Given problem:
Repeat each record exactly as written, and drop any images.

Data provided:
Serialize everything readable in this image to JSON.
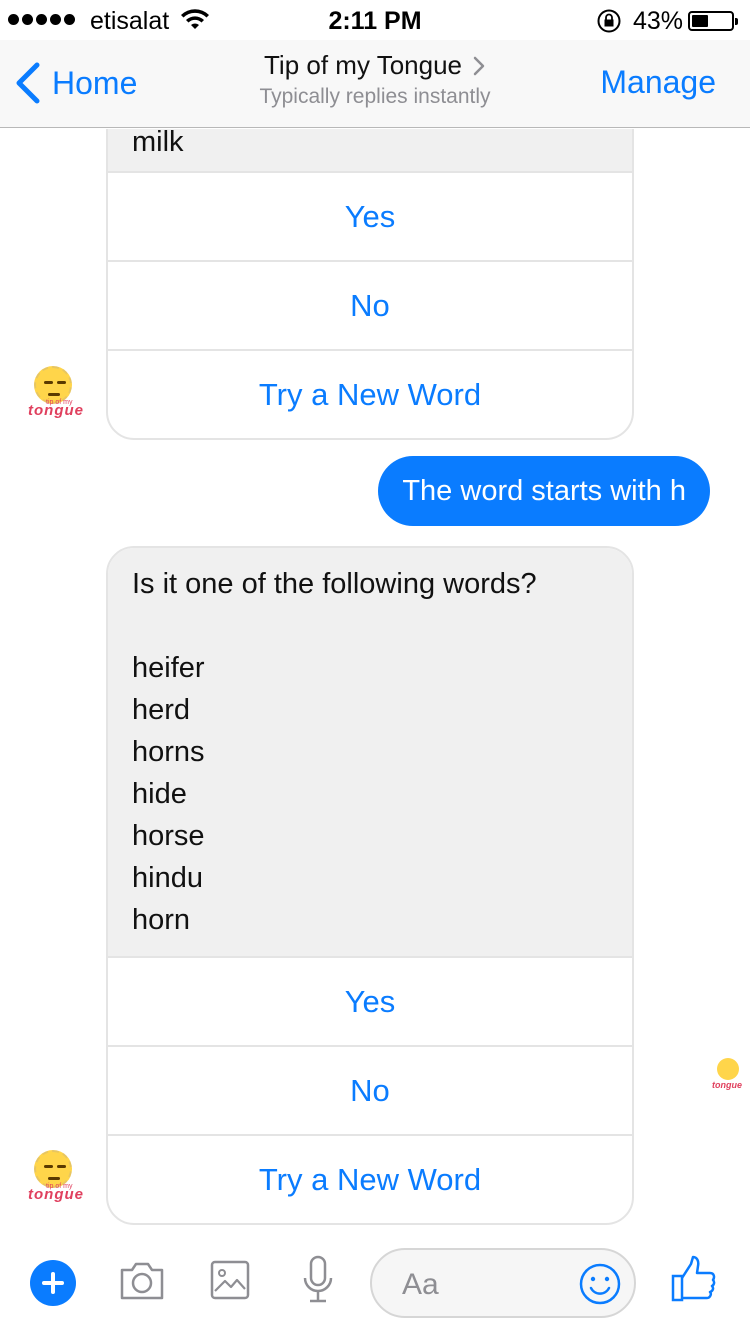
{
  "status_bar": {
    "carrier": "etisalat",
    "time": "2:11 PM",
    "battery_percent": "43%",
    "battery_level": 0.43
  },
  "nav": {
    "back_label": "Home",
    "title": "Tip of my Tongue",
    "subtitle": "Typically replies instantly",
    "manage_label": "Manage"
  },
  "messages": {
    "card1": {
      "text_fragment": "milk",
      "buttons": [
        "Yes",
        "No",
        "Try a New Word"
      ]
    },
    "user_message": "The word starts with h",
    "card2": {
      "question": "Is it one of the following words?",
      "words": [
        "heifer",
        "herd",
        "horns",
        "hide",
        "horse",
        "hindu",
        "horn"
      ],
      "buttons": [
        "Yes",
        "No",
        "Try a New Word"
      ]
    },
    "avatar_brand": "tongue",
    "avatar_brand_small": "tip of my",
    "read_receipt_brand": "tongue"
  },
  "composer": {
    "placeholder": "Aa",
    "icons": [
      "plus-icon",
      "camera-icon",
      "image-icon",
      "microphone-icon",
      "emoji-icon",
      "thumbs-up-icon"
    ]
  },
  "colors": {
    "accent": "#0a7cff",
    "bubble_gray": "#f0f0f0",
    "brand_pink": "#e0405e",
    "avatar_yellow": "#ffd54a"
  }
}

Response for this exercise:
Serialize everything readable in this image to JSON.
{
  "status_bar": {
    "carrier": "etisalat",
    "time": "2:11 PM",
    "battery_percent": "43%",
    "battery_level": 0.43
  },
  "nav": {
    "back_label": "Home",
    "title": "Tip of my Tongue",
    "subtitle": "Typically replies instantly",
    "manage_label": "Manage"
  },
  "messages": {
    "card1": {
      "text_fragment": "milk",
      "buttons": [
        "Yes",
        "No",
        "Try a New Word"
      ]
    },
    "user_message": "The word starts with h",
    "card2": {
      "question": "Is it one of the following words?",
      "words": [
        "heifer",
        "herd",
        "horns",
        "hide",
        "horse",
        "hindu",
        "horn"
      ],
      "buttons": [
        "Yes",
        "No",
        "Try a New Word"
      ]
    },
    "avatar_brand": "tongue",
    "avatar_brand_small": "tip of my",
    "read_receipt_brand": "tongue"
  },
  "composer": {
    "placeholder": "Aa",
    "icons": [
      "plus-icon",
      "camera-icon",
      "image-icon",
      "microphone-icon",
      "emoji-icon",
      "thumbs-up-icon"
    ]
  },
  "colors": {
    "accent": "#0a7cff",
    "bubble_gray": "#f0f0f0",
    "brand_pink": "#e0405e",
    "avatar_yellow": "#ffd54a"
  }
}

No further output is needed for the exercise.